THE TASK: The reply must consist of one number: how many lines of the data include the word "nuevo".

DATA TO EXAMINE section start

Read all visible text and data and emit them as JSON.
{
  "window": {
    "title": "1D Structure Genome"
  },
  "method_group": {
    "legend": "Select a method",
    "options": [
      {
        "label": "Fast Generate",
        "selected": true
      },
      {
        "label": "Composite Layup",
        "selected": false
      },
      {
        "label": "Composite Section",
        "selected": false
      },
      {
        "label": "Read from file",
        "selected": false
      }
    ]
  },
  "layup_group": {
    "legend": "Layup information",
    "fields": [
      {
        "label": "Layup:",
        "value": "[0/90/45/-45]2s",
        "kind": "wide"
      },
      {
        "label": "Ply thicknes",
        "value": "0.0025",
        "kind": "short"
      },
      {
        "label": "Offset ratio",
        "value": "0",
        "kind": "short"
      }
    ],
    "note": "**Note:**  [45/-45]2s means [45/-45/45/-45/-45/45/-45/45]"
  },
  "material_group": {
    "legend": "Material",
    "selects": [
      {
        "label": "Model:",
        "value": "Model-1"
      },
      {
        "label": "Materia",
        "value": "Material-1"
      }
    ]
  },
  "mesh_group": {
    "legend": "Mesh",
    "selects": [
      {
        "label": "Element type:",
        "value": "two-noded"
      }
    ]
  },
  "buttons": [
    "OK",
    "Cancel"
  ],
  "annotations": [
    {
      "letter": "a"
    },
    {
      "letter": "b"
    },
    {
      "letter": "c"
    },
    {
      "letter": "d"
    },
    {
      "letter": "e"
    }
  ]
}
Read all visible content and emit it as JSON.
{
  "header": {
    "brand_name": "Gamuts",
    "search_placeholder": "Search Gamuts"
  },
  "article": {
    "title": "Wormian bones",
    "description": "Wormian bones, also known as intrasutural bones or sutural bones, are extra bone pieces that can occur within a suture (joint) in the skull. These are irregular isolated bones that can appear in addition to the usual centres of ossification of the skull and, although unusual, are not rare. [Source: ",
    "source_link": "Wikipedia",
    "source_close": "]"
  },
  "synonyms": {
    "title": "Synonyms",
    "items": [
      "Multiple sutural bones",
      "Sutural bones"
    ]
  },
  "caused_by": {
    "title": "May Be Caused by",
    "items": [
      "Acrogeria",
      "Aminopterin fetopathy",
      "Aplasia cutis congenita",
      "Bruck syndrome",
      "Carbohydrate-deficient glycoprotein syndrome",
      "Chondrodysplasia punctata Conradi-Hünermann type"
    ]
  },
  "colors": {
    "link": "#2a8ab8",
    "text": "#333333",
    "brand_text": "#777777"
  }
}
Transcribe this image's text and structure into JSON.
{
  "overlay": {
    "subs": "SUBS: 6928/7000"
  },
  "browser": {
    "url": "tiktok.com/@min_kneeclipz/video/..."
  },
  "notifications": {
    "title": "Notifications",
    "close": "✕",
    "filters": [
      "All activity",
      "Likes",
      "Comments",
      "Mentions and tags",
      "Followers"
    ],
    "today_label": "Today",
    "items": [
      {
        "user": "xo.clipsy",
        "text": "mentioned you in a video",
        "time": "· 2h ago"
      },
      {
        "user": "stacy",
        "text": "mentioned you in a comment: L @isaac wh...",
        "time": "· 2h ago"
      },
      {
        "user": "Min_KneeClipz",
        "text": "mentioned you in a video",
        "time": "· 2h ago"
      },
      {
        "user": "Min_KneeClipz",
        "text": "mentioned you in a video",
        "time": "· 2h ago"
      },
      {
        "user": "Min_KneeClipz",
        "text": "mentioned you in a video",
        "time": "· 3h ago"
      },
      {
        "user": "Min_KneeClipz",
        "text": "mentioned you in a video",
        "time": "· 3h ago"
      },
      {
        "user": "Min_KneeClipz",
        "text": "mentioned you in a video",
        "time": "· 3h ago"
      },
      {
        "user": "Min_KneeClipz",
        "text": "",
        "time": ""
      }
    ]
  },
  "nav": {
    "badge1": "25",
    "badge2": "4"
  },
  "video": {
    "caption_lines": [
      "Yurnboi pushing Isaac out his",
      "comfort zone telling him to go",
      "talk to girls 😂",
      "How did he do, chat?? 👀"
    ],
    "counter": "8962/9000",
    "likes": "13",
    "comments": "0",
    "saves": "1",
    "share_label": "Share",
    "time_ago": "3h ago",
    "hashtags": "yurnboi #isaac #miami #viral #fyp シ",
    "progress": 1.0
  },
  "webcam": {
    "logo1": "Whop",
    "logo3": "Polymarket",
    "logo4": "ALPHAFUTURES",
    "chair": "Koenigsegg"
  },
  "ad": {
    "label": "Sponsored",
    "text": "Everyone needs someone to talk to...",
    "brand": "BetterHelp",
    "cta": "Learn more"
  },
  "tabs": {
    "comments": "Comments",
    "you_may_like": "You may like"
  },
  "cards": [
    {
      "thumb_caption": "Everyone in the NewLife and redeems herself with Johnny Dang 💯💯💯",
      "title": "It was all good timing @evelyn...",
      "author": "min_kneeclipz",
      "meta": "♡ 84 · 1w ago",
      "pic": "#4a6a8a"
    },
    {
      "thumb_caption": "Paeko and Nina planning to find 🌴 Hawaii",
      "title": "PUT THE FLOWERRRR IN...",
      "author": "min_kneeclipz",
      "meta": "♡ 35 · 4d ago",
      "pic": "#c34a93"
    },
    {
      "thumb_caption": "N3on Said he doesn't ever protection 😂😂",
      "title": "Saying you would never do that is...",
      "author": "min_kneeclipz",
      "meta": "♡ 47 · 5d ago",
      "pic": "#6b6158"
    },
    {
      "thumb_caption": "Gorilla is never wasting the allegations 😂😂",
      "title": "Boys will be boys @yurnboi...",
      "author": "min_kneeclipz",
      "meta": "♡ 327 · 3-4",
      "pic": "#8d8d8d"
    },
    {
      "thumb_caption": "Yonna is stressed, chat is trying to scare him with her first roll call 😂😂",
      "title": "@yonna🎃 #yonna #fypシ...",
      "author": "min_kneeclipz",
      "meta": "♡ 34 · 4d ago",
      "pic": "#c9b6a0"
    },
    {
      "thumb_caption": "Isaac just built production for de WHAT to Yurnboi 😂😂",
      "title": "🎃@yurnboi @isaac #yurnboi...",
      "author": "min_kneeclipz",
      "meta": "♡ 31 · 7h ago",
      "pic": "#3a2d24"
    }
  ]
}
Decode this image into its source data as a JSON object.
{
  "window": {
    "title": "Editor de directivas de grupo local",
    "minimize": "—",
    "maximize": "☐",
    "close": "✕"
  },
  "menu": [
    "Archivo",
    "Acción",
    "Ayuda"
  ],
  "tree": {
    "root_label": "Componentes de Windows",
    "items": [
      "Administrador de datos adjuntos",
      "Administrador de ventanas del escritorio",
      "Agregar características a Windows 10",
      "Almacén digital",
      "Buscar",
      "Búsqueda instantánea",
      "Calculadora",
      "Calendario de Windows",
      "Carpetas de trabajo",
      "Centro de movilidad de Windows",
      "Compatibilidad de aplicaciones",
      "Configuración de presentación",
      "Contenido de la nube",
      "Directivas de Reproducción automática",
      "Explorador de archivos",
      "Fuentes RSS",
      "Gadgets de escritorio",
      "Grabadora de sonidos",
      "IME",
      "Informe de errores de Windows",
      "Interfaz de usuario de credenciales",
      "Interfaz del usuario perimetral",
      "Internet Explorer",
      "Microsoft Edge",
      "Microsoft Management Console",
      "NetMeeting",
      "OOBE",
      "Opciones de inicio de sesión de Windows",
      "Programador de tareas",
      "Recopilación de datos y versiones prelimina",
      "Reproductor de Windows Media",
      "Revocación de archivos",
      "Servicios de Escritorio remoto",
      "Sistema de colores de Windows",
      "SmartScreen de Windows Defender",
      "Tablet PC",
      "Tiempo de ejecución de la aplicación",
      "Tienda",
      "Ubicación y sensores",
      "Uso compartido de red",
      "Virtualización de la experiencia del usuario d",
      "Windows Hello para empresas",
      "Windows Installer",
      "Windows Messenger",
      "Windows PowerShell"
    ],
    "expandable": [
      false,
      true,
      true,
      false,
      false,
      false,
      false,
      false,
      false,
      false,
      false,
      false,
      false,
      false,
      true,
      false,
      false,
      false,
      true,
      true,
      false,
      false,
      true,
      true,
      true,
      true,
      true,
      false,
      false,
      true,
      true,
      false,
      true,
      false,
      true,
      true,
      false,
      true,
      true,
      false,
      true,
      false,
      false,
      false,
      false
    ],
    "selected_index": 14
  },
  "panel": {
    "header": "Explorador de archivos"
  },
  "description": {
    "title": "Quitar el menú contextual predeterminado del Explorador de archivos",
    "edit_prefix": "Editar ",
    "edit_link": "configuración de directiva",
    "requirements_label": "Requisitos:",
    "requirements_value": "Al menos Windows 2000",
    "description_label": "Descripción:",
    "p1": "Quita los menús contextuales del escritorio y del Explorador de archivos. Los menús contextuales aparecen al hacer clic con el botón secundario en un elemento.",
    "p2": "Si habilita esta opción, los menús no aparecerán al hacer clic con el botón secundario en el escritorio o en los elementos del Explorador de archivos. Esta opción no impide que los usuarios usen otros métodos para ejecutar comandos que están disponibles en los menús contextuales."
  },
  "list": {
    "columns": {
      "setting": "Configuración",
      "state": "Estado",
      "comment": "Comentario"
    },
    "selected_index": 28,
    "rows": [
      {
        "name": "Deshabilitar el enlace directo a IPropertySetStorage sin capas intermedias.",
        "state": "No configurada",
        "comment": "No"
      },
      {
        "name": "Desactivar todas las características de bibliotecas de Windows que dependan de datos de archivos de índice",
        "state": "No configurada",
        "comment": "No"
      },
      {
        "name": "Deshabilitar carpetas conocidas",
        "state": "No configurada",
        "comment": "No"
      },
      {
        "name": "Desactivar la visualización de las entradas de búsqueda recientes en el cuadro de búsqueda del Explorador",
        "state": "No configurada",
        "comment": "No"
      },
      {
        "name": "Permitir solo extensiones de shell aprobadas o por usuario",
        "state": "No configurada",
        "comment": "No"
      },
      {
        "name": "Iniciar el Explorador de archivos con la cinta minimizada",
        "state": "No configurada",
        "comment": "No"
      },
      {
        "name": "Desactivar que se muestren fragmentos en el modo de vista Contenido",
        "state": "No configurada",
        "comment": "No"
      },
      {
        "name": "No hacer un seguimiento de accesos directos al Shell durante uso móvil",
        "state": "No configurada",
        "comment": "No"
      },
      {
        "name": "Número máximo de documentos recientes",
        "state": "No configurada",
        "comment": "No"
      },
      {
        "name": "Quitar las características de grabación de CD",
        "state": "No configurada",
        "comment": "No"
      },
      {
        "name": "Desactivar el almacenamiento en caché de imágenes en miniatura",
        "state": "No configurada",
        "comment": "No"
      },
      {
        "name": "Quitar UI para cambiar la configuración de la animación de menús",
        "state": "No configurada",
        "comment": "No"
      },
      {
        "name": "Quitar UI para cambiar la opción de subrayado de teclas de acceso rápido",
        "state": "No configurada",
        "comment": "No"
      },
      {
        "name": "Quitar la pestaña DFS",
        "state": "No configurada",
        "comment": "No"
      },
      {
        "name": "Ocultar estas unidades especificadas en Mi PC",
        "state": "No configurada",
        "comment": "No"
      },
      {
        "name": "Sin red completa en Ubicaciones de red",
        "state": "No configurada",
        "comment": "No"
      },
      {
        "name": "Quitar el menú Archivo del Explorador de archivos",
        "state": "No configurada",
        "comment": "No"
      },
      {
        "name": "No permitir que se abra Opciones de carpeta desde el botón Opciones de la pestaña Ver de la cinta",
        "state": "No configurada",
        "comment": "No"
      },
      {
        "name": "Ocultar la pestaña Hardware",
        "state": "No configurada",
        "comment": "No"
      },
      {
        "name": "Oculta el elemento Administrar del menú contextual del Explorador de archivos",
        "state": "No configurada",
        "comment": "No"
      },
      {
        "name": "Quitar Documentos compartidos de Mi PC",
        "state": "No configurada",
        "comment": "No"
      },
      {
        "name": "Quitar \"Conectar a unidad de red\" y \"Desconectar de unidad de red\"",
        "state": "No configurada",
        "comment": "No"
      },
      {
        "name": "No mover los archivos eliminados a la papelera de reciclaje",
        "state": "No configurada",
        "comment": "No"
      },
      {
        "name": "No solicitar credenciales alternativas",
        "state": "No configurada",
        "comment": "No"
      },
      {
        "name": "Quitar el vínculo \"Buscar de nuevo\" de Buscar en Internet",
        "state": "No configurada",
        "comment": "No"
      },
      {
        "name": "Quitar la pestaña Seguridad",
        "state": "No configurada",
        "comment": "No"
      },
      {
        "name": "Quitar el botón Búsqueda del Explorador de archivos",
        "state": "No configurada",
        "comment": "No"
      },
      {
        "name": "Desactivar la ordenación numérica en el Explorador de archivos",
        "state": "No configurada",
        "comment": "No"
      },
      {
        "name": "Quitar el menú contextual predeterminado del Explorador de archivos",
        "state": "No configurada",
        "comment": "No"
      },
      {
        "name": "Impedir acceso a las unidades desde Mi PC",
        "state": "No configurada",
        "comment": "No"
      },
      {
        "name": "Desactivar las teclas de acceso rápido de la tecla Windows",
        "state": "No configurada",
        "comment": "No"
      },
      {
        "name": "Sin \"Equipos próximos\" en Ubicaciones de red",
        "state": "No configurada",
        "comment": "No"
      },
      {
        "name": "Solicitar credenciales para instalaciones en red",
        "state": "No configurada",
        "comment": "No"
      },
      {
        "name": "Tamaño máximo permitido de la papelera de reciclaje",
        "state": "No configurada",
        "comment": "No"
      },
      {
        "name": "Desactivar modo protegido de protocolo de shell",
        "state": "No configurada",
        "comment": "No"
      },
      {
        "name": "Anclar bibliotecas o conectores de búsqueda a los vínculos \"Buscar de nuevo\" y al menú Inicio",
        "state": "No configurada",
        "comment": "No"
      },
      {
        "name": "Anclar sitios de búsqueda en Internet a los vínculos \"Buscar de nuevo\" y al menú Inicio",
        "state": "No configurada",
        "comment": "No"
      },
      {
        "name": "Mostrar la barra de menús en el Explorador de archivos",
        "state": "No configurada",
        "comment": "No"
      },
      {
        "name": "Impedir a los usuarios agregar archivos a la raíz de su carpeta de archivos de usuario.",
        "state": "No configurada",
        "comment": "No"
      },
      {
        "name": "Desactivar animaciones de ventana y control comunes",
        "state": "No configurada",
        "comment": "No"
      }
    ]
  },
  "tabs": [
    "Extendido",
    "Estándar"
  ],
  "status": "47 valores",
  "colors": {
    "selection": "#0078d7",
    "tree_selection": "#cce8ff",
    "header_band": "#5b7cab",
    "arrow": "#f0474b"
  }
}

DATA TO EXAMINE section end

ANSWER TO THE PROBLEM: 3